- WRITTEN EXERCISE: Go through the entries below and collect each line with the string "电气自动化" in it.

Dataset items
--

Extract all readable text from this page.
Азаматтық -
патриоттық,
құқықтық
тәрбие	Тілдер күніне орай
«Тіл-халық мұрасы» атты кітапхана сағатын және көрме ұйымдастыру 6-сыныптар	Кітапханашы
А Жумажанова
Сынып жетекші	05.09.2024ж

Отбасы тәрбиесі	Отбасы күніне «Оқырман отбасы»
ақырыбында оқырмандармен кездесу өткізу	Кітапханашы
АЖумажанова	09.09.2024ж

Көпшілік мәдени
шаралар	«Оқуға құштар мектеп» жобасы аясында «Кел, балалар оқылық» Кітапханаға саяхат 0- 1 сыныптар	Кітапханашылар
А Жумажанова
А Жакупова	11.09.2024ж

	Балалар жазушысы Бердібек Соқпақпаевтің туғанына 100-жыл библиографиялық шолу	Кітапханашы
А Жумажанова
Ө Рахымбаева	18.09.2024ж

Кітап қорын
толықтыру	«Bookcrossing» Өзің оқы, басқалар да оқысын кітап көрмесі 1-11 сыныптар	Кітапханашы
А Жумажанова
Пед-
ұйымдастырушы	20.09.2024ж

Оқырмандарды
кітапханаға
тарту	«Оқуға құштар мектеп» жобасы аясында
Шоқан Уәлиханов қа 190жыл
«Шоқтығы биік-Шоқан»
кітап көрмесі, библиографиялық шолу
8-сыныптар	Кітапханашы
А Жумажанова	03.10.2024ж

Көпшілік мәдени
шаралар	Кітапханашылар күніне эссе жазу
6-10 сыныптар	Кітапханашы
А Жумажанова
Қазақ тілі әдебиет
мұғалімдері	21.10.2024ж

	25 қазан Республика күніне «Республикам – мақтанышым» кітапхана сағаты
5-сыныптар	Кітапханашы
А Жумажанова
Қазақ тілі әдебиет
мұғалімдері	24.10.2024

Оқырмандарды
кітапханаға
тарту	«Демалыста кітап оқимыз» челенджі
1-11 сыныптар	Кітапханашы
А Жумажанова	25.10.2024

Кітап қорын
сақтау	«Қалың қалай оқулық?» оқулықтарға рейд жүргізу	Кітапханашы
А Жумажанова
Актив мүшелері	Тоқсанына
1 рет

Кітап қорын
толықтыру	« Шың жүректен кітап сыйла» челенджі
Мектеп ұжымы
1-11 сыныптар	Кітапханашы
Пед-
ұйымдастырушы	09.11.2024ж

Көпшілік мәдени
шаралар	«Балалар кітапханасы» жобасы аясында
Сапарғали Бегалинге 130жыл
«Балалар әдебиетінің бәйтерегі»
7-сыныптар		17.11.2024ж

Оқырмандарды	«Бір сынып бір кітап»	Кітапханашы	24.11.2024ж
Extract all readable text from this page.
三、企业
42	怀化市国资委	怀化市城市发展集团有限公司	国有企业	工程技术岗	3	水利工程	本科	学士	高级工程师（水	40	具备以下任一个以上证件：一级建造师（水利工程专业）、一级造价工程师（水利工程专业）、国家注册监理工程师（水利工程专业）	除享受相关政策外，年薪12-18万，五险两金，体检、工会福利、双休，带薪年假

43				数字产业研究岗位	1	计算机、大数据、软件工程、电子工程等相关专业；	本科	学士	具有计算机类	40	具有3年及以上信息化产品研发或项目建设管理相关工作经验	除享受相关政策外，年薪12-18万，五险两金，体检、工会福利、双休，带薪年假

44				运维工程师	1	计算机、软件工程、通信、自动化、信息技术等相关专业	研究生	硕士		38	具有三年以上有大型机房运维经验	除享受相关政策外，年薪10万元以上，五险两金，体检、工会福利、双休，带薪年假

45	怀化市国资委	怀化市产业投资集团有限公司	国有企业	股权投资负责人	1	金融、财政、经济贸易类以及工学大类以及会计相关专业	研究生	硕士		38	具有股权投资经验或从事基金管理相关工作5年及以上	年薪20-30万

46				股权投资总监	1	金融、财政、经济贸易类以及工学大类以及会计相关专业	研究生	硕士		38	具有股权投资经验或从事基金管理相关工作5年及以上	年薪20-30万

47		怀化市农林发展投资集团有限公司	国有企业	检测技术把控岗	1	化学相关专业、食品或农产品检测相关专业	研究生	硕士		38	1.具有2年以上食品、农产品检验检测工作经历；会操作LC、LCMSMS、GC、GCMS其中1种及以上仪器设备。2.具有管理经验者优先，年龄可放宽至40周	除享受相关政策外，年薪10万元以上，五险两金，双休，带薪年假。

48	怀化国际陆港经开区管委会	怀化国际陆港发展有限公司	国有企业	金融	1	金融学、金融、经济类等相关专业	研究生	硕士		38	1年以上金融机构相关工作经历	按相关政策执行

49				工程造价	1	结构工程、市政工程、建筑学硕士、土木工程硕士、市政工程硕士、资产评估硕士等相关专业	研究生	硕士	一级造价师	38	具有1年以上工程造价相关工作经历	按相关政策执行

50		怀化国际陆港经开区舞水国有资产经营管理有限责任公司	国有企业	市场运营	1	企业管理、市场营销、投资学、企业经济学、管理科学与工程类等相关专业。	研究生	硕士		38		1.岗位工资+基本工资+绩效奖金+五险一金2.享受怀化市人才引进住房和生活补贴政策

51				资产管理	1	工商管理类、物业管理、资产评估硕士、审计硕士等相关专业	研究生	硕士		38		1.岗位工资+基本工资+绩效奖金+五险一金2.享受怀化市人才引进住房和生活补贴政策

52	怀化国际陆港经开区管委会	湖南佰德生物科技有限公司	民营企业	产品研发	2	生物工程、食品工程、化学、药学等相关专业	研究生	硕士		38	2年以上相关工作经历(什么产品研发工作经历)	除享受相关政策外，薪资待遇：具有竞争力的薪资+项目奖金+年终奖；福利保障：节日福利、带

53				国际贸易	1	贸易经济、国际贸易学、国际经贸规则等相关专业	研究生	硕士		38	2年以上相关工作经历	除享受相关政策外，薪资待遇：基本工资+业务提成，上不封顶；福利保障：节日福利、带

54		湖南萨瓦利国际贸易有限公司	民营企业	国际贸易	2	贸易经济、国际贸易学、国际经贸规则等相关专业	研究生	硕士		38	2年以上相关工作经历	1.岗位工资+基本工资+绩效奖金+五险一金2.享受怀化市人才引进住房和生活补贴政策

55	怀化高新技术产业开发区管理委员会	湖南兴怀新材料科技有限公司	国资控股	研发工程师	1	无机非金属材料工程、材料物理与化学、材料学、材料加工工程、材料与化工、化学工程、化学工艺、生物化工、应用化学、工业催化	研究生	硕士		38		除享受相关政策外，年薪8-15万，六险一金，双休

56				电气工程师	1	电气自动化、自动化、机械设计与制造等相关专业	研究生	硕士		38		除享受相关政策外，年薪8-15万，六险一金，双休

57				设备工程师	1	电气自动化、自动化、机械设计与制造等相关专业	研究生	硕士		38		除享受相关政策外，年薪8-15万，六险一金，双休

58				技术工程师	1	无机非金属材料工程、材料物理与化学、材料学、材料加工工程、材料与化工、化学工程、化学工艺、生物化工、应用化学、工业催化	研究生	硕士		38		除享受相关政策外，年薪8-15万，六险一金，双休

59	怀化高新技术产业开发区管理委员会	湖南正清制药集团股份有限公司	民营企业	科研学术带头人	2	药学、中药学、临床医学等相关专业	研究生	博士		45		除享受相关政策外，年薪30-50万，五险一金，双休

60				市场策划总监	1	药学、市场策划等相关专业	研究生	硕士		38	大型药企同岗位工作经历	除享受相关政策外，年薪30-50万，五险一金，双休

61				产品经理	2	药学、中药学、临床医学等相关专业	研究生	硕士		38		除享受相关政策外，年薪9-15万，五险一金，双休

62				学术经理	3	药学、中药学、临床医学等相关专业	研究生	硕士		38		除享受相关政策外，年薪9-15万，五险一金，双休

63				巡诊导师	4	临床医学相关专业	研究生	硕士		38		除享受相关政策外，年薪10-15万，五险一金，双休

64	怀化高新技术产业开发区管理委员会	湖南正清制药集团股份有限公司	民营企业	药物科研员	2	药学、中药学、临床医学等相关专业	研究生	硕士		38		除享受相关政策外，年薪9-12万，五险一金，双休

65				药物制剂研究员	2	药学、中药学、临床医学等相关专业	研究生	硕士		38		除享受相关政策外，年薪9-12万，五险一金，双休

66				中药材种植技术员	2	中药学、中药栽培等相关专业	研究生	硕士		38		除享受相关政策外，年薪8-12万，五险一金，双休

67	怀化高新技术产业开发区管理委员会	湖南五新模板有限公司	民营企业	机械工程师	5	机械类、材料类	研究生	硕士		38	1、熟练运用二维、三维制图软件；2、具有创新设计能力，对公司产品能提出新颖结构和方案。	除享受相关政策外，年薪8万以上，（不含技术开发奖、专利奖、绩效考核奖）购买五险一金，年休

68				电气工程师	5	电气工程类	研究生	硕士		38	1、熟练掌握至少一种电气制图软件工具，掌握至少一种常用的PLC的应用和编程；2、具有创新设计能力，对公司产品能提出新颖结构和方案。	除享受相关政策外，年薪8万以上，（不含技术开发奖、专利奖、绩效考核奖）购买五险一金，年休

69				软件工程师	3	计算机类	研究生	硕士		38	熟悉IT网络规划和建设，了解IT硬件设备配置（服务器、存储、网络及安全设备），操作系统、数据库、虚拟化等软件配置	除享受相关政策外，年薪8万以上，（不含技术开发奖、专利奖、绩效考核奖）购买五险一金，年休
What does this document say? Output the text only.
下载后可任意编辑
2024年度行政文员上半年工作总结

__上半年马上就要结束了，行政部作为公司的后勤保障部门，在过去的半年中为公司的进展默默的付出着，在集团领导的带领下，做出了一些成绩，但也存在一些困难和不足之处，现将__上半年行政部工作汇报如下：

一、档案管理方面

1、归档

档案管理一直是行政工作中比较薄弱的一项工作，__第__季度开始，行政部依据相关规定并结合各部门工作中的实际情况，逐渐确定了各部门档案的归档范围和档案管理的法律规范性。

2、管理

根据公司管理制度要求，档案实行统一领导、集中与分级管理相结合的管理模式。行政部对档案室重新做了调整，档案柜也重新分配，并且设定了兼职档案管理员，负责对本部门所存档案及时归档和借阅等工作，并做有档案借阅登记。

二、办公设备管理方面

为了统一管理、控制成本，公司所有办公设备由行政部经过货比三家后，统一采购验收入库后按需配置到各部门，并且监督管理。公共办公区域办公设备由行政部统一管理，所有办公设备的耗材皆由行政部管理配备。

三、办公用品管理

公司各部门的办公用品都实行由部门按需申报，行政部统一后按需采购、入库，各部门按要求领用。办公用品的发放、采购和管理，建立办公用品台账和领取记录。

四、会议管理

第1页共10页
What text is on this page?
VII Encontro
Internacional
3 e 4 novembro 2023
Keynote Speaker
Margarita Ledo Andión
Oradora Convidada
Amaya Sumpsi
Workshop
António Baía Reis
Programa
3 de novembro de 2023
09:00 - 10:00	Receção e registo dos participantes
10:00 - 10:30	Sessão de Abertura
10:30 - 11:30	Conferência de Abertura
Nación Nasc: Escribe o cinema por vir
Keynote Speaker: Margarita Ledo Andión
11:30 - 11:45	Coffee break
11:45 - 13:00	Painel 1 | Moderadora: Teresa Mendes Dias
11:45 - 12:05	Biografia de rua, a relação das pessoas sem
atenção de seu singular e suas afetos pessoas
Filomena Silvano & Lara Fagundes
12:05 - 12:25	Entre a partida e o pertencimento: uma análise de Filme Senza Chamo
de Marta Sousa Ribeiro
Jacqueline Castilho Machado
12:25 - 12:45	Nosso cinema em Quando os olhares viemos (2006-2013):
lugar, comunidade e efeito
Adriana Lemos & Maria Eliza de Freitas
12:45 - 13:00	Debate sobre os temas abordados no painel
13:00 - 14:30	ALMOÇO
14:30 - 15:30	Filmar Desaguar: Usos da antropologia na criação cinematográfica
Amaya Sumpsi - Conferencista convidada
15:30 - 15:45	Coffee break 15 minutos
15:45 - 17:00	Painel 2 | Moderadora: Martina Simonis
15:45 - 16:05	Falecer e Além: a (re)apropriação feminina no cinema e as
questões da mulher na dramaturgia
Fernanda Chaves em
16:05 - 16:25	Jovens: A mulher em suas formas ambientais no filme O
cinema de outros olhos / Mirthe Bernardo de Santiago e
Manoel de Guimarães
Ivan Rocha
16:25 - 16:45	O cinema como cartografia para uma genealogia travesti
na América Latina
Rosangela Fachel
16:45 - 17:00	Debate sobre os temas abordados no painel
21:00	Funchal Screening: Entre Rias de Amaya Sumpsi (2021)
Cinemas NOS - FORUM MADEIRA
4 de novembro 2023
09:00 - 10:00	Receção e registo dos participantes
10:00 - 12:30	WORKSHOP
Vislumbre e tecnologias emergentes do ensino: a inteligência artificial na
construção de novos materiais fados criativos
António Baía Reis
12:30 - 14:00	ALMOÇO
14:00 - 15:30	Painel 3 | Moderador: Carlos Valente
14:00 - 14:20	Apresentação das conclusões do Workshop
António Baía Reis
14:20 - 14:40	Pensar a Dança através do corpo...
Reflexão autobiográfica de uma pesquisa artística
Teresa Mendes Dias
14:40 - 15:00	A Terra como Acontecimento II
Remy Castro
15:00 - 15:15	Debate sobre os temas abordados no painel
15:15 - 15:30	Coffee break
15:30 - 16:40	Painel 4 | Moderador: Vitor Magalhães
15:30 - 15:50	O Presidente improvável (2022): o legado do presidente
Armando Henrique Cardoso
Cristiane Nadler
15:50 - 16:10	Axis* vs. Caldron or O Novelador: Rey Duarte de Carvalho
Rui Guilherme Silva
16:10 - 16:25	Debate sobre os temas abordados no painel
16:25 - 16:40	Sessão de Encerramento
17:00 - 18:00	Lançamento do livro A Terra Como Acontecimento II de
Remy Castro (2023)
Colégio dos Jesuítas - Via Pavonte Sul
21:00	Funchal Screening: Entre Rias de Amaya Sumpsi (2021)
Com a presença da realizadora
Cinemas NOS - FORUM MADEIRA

--

- COMPLETE RESPONSE:
56				电气工程师	1	电气自动化、自动化、机械设计与制造等相关专业	研究生	硕士		38		除享受相关政策外，年薪8-15万，六险一金，双休
57				设备工程师	1	电气自动化、自动化、机械设计与制造等相关专业	研究生	硕士		38		除享受相关政策外，年薪8-15万，六险一金，双休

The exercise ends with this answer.